• _Extract to read_:
>>>

The duo came aboard earlier this month at the guild’s behest in the wake of the Dec. 7 collapse of negotiations between the WGA and the AMPTP, which insisted that the guild remove half a dozen proposals from the table as a condition of continuing to bargain. The WGA refused, and no new talks have been scheduled, while the Directors Guild of America is widely expected to set a start date for negotiations on its contract within the next week.

Kuwata said he and Carrick will work for the WGA for as long as needed.

Carrick ran the Angelides campaign and Kuwata has worked a lot with DiFi in the past.  But at least that they understand that Democrats stand with workers, unlike Chris Lehane.  I’d rather reject that corporate money and be on the side of those who just want their fair share.

Writer’s Strike Update

Things are moving on a variety of fronts in the WGA strike.  While the AMPTP stalls and makes baseless charges, the Guild is trying some novel approaches.  Not only have they filed an unfair labor practices charge against the AMPTP for walking away from a good-faith negotiation, they are challenging the very idea of bargaining with a cartel like the AMPTP itself.

Confronted with a logjam in its contract talks with the studios, the Writers Guild of America is trying a new tack: Divide and conquer.

On Monday, the union representing 10,500 striking writers plans to approach the major companies of the Alliance of Motion Picture and Television Producers about negotiating with them individually, a move aimed at exploiting perceived cracks in the alliance and getting at least some of the studios back to the bargaining table.

“We want to do everything in our power to move negotiations forward and end this devastating strike,” the guild’s negotiating committee said in a letter to be sent to union members today. “The internal dynamics of the [alliance] make it difficult for the conglomerates to reach consensus and negotiate with us on a give-and-take basis.”

This approach is already bearing fruit.  David Letterman’s company, Worldwide Pants Inc., has agreed to negotiate their own deal with the writers .  Because Letterman owns his program (as well as Late Night with Craig Ferguson), he can break with the AMPTP cartel and make this deal.

(I just want to step in and say that AMPTP.com is maybe the funniest parody site I’ve seen in a long time.)

But all is not well.  With the AMPTP furious over these cracks in their united front (some would call it collusion), they’ve leaned on some of their stars to return to work.

Jay Leno and Conan O’Brien will return to late-night TV with fresh episodes on Jan. 2, two months after the writers’ strike sent them into repeats, the network said Monday.

The “Tonight” show and “Late Night” will return without writers supplying jokes. NBC said the decision was similar to what happened in 1988, when Johnny Carson brought back the “Tonight” show two months into a writers’ strike.

<<<

• _Dataset excerpt_:
>>>

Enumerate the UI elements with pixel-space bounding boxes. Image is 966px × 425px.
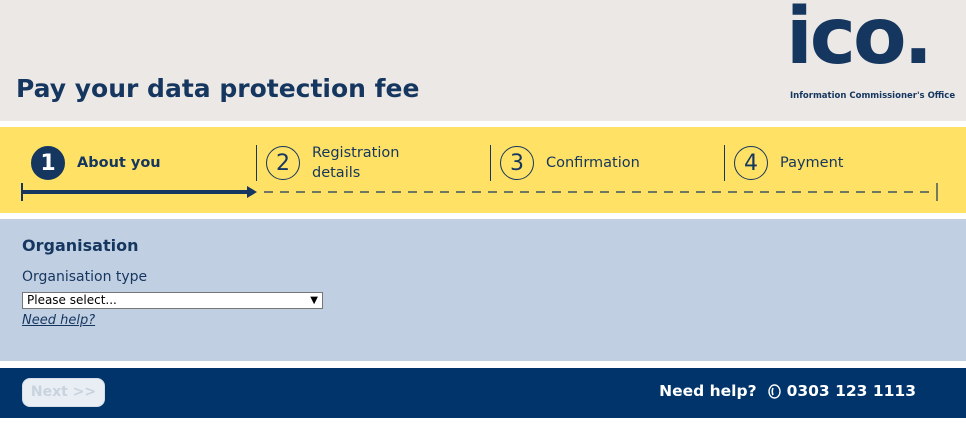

<<<

• _Problem to solve_: Continue the post about the Writers Guild strike, picking up after its final sentence. The listing has no connection to the writers' strike post.

• _Response to the exercise_:
A similar return – with writers – appears in the works for David Letterman. The union representing striking writers said over the weekend that it was willing to negotiate deals with individual production companies, including Letterman’s Worldwide Pants.

It’s disappointing that Leno and O’Brien aren’t willing to hold out and see the big picture, but of course they are under contract.  It’s telling that this move was made as soon as Letterman signaled his intention to strike a deal with the writers.

However, in contrast to this action, it appears that the writer’s strike is opening up eyes about what it means to work in this country, about what it means to stand together for worker’s rights.  The DGA, after flirting with starting negotiations with the AMPTP, has demurred.  The writers are promoting separate labor issues like the plight of FedEx workers being called “independent contractors” so management can avoid providing benefits.  And they’re aiding in significant victories for the worker’s rights movement.

In a memo issued this afternoon, MTV Networks performed a near-180, relenting to complaints from freelancers who were told last week their benefits would be cut. “We’ve implemented a process for evaluating freelance and temporary employee positions for possible conversion to staff positions,” reads the announcement from JoAnne Griffith, MTVN’s executive vice president for HR. “This process is currently underway.” Freelancers will now have the choice to continue with their current health plan-including dental!-or sign on to MTV’s Aetna plan. Either way, they won’t have to make the decision until February of next year, nearly three months after the original deadline set by the company last week.

The writer’s strike is one of the most high-profile labor actions of the last 30 years.  It’s crystallizing a lot of ideas about basic fairness for workers.  This is maybe the most positive by-product of this important action.

Sweatshop For The Laptop Set

We learned yesterday that Chris Lehane used to do damage control for the corporation trying to limit PR fallout from massive health and safety violations while building the eastern span of the Bay Bridge in San Francisco.  He’s currently plying his trade as a paid shill for studios and networks who have the simple goal of busting the Hollywood labor movement.  

Writers, (WGA head Patric Verrone) said, were looking to restore a sense of leverage and status that had been lost as ever-larger corporations took control of the entertainment business. He described Hollywood as teetering on the brink of a dark age, as far as creative types were concerned. “I think if they could do this business without us, they would, and so making our task as mechanical and simple and low-paying and unartistic as possible,” Mr. Verrone said.

The solution, he added, was to squeeze the corporations that own the studios, in an effort to represent the legion of writers on reality and animated shows that the guild had not organized through sign-up drives […]

Accusing guild leaders of pursuing “an ideological mission far removed from the interests of their members,” representatives of the Alliance of Motion Picture and Television Producers expressed outrage over continuing demands of the writers that were not strictly related to pay.

These include requests for jurisdiction over those who write for reality TV shows and animated movies; for oversight of the fair-market value of intracompany transactions that might affect writer pay; and the elimination of a no-strike clause that prevents guild members from honoring the picket lines of other unions once a contract is reached.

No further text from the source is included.